▶ _What to produce_: Under this task are some entries; return every one of them exactly.
++++++++
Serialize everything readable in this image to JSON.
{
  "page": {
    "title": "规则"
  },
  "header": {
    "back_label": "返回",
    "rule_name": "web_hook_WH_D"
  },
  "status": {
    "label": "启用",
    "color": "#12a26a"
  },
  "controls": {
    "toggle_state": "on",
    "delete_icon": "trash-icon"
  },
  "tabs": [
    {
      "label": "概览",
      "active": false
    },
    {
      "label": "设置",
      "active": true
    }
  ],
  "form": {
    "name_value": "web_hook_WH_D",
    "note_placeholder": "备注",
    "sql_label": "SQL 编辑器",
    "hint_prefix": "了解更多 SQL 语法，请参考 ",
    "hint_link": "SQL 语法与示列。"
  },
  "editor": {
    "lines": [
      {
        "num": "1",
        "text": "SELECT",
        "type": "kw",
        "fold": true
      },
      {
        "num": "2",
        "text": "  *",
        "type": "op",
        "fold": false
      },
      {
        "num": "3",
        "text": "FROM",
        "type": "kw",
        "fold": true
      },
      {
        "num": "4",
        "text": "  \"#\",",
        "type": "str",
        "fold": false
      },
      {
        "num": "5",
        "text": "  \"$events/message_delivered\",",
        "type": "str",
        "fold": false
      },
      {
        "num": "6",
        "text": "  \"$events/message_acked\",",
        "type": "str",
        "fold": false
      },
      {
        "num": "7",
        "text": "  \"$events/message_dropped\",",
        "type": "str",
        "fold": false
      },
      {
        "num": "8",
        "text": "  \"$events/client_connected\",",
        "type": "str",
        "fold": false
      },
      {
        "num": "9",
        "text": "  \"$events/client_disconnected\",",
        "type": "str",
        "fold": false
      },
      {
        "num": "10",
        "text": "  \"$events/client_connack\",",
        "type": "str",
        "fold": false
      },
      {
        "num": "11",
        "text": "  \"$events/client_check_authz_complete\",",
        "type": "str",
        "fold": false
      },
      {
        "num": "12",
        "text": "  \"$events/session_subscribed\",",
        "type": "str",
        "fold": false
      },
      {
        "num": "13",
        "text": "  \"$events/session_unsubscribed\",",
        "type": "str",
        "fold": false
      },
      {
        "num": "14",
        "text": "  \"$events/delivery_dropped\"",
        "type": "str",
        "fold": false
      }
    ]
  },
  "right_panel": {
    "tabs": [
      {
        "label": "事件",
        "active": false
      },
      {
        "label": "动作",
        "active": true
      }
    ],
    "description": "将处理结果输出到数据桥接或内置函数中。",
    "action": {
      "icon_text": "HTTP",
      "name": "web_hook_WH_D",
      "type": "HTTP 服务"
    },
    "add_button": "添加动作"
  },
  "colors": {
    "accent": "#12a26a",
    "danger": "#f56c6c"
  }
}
++++++++
▶ _Task response_:
Serialize everything readable in this image to JSON.
{
  "page": {
    "title": "规则"
  },
  "header": {
    "back_label": "返回",
    "rule_name": "web_hook_WH_D"
  },
  "status": {
    "label": "启用",
    "color": "#12a26a"
  },
  "controls": {
    "toggle_state": "on",
    "delete_icon": "trash-icon"
  },
  "tabs": [
    {
      "label": "概览",
      "active": false
    },
    {
      "label": "设置",
      "active": true
    }
  ],
  "form": {
    "name_value": "web_hook_WH_D",
    "note_placeholder": "备注",
    "sql_label": "SQL 编辑器",
    "hint_prefix": "了解更多 SQL 语法，请参考 ",
    "hint_link": "SQL 语法与示列。"
  },
  "editor": {
    "lines": [
      {
        "num": "1",
        "text": "SELECT",
        "type": "kw",
        "fold": true
      },
      {
        "num": "2",
        "text": "  *",
        "type": "op",
        "fold": false
      },
      {
        "num": "3",
        "text": "FROM",
        "type": "kw",
        "fold": true
      },
      {
        "num": "4",
        "text": "  \"#\",",
        "type": "str",
        "fold": false
      },
      {
        "num": "5",
        "text": "  \"$events/message_delivered\",",
        "type": "str",
        "fold": false
      },
      {
        "num": "6",
        "text": "  \"$events/message_acked\",",
        "type": "str",
        "fold": false
      },
      {
        "num": "7",
        "text": "  \"$events/message_dropped\",",
        "type": "str",
        "fold": false
      },
      {
        "num": "8",
        "text": "  \"$events/client_connected\",",
        "type": "str",
        "fold": false
      },
      {
        "num": "9",
        "text": "  \"$events/client_disconnected\",",
        "type": "str",
        "fold": false
      },
      {
        "num": "10",
        "text": "  \"$events/client_connack\",",
        "type": "str",
        "fold": false
      },
      {
        "num": "11",
        "text": "  \"$events/client_check_authz_complete\",",
        "type": "str",
        "fold": false
      },
      {
        "num": "12",
        "text": "  \"$events/session_subscribed\",",
        "type": "str",
        "fold": false
      },
      {
        "num": "13",
        "text": "  \"$events/session_unsubscribed\",",
        "type": "str",
        "fold": false
      },
      {
        "num": "14",
        "text": "  \"$events/delivery_dropped\"",
        "type": "str",
        "fold": false
      }
    ]
  },
  "right_panel": {
    "tabs": [
      {
        "label": "事件",
        "active": false
      },
      {
        "label": "动作",
        "active": true
      }
    ],
    "description": "将处理结果输出到数据桥接或内置函数中。",
    "action": {
      "icon_text": "HTTP",
      "name": "web_hook_WH_D",
      "type": "HTTP 服务"
    },
    "add_button": "添加动作"
  },
  "colors": {
    "accent": "#12a26a",
    "danger": "#f56c6c"
  }
}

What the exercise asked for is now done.